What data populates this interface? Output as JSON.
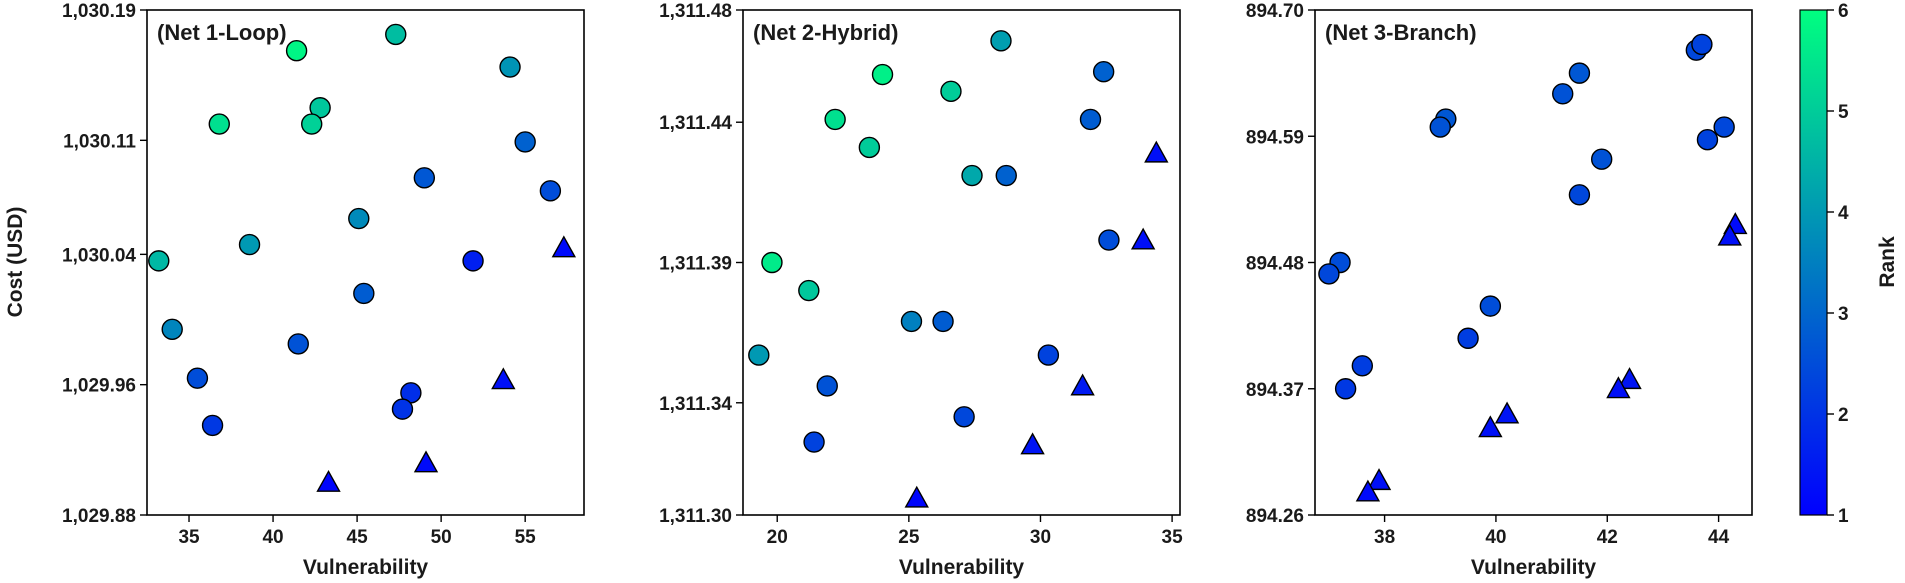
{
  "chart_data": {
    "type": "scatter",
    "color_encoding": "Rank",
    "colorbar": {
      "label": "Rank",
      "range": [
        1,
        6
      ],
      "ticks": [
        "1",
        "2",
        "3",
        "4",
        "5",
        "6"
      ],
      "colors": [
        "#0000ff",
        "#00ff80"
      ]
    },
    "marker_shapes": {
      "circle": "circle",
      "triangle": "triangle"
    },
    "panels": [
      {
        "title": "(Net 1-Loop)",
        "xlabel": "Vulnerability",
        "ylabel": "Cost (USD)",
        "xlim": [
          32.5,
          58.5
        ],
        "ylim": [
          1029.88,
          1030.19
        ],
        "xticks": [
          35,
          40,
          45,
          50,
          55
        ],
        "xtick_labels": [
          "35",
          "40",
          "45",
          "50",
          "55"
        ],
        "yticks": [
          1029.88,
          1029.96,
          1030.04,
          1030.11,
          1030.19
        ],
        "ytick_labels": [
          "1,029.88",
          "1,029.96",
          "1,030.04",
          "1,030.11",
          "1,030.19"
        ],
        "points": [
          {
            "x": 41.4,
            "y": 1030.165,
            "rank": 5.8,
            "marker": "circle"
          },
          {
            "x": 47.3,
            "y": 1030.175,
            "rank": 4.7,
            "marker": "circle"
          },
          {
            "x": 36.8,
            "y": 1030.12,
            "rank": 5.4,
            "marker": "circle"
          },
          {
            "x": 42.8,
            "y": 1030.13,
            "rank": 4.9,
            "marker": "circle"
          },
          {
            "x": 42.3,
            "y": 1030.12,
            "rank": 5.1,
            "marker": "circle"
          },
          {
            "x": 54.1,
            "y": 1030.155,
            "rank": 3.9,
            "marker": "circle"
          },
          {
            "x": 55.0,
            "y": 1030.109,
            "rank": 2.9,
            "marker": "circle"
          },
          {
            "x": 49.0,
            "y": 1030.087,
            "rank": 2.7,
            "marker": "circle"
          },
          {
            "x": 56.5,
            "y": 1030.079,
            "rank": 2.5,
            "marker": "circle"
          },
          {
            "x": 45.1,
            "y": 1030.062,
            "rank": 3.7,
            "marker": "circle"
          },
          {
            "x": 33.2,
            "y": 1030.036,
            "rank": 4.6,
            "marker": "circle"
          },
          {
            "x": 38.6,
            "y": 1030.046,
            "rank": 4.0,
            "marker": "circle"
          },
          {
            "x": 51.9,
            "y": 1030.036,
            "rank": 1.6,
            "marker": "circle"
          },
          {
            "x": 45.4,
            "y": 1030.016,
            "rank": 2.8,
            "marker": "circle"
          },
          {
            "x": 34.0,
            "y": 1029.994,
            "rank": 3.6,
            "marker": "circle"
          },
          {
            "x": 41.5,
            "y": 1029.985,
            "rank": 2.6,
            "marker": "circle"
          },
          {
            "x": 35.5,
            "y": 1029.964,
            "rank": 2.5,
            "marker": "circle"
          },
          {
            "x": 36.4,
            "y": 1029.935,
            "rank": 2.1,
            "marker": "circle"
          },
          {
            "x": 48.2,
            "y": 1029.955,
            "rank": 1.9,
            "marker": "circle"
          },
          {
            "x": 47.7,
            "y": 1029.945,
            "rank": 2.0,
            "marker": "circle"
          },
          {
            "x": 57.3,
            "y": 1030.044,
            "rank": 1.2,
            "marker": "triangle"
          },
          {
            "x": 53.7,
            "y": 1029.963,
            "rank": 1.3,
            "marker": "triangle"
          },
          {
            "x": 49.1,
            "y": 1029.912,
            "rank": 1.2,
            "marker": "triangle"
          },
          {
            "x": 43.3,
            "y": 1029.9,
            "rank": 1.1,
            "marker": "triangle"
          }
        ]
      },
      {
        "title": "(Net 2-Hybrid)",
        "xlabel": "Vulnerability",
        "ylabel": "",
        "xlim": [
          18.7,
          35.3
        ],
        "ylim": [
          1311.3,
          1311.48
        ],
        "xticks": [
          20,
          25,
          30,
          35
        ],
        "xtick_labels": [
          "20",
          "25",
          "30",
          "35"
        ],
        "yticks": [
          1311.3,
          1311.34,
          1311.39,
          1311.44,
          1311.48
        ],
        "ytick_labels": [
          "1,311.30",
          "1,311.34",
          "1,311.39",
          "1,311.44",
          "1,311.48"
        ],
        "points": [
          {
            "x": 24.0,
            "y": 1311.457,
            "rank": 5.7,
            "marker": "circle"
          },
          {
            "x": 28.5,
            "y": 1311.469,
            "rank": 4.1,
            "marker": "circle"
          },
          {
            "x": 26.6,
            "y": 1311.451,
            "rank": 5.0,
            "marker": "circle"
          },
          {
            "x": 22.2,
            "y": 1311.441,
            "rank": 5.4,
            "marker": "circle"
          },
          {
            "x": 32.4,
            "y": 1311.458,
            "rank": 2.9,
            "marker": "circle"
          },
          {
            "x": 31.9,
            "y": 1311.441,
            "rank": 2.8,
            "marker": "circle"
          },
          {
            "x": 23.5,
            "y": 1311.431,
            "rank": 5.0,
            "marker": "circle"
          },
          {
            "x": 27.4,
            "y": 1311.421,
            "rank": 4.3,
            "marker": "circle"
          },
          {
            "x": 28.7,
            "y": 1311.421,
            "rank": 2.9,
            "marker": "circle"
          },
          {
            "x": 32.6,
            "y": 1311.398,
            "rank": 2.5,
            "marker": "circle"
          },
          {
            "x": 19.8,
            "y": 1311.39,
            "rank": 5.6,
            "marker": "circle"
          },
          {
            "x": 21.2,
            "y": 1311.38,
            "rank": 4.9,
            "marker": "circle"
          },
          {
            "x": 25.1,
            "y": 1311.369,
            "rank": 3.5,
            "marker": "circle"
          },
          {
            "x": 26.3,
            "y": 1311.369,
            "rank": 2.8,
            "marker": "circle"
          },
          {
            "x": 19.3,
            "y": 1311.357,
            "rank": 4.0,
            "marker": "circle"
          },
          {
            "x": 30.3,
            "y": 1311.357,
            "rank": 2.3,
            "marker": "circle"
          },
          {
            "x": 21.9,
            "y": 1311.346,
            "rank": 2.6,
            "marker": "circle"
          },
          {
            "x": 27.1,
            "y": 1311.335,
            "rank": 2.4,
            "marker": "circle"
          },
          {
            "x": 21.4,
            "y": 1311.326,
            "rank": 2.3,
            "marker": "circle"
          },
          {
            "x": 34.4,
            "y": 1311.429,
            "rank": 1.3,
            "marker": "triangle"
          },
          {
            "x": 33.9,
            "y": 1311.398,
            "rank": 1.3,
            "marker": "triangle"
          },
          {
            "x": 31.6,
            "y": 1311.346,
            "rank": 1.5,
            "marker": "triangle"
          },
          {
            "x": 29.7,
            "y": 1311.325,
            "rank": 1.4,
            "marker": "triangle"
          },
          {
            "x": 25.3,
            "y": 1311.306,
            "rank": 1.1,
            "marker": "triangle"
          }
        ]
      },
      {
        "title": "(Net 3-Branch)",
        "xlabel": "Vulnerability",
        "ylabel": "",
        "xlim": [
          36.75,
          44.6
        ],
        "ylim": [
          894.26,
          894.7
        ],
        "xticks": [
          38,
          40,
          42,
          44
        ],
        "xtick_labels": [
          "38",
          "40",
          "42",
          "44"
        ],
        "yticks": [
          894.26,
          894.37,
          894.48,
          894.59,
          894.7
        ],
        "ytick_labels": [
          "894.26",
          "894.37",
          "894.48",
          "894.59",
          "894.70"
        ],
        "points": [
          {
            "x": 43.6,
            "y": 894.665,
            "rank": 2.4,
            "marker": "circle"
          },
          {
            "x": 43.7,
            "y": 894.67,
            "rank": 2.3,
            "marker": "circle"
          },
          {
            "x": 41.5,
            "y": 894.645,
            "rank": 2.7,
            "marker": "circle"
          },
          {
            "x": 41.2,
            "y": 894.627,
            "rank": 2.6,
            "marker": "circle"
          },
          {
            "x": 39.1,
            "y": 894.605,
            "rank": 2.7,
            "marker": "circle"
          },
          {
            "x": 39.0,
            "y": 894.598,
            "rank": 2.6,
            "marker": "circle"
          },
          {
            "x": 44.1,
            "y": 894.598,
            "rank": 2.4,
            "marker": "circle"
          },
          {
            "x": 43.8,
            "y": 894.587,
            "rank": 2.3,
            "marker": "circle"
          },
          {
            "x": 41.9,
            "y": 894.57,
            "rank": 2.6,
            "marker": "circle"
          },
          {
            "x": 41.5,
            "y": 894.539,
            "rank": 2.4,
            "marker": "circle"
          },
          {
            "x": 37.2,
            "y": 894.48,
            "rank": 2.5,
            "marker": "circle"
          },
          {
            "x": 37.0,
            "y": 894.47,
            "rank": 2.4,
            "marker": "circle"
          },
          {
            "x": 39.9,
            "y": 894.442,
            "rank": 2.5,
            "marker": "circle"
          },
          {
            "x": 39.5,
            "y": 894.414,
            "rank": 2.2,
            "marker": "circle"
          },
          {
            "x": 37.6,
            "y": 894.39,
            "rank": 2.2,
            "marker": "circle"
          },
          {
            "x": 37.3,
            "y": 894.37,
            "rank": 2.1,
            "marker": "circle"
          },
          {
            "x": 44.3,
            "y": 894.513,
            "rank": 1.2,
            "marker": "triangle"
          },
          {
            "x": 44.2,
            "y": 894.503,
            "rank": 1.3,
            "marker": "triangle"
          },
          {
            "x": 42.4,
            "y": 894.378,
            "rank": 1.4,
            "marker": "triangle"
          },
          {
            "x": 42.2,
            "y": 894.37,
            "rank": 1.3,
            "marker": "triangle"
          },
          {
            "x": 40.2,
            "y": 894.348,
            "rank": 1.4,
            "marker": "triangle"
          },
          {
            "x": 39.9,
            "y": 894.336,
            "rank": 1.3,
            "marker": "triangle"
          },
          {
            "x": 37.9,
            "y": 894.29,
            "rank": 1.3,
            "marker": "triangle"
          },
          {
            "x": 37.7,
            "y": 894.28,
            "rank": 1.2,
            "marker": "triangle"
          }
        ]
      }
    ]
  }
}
- - - - -
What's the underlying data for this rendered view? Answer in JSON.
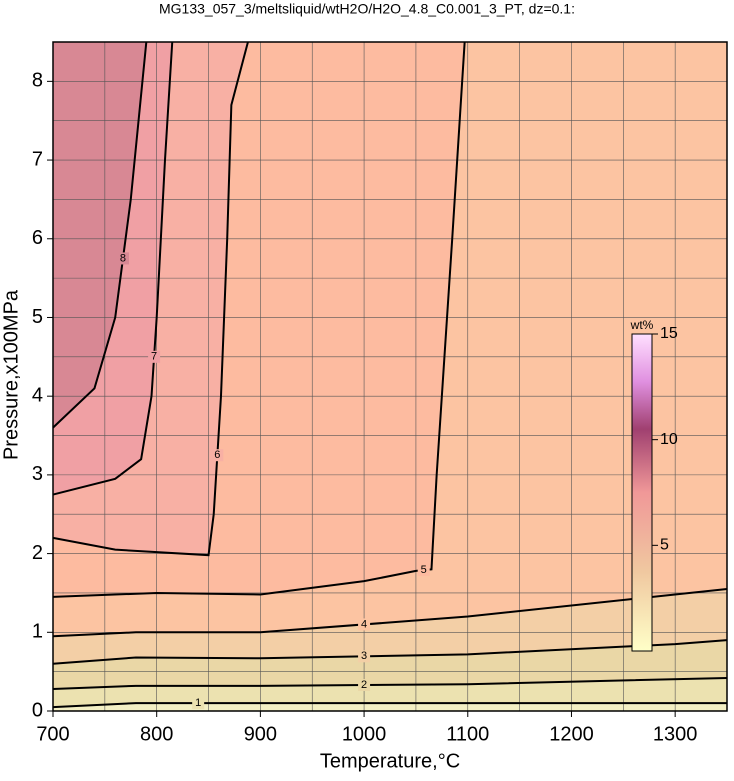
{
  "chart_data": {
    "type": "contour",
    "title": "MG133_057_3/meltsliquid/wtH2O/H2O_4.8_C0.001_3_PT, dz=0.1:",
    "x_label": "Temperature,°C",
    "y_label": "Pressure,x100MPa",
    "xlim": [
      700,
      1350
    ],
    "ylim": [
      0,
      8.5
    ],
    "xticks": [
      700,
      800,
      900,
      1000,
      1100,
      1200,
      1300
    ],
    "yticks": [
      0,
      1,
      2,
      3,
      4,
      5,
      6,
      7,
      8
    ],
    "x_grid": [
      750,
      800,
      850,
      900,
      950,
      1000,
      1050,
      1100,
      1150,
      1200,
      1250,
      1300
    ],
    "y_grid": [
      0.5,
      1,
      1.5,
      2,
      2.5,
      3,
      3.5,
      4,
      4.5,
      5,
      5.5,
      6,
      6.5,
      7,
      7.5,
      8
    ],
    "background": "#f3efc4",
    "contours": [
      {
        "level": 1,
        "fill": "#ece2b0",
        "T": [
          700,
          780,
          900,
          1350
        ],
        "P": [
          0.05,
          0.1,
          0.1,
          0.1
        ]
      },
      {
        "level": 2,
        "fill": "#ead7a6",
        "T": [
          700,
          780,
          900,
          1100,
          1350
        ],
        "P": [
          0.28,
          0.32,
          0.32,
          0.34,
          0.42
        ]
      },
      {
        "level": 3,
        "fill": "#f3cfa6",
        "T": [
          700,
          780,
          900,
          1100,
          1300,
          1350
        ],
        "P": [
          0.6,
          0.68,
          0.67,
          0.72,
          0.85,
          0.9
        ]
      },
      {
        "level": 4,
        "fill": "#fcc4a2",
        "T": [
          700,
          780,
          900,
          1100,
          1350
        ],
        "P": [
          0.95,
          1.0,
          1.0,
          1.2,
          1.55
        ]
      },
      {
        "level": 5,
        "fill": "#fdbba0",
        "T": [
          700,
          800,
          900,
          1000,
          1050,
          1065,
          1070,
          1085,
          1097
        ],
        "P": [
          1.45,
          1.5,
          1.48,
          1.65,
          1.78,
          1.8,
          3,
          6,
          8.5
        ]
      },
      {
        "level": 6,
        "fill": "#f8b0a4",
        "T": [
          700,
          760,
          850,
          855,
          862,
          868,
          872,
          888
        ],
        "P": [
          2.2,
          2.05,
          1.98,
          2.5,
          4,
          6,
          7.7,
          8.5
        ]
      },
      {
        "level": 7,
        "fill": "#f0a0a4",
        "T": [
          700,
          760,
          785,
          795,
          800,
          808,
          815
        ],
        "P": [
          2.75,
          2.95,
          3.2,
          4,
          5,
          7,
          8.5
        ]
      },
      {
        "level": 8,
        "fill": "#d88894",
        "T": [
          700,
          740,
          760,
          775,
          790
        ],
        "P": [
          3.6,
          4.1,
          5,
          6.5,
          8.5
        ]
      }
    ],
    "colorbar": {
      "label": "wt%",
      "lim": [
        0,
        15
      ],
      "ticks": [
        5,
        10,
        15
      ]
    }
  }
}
- - - - -
What to do — Work out how many lines of the listing above include the word "this". Report only the number.

Completed exercise — 2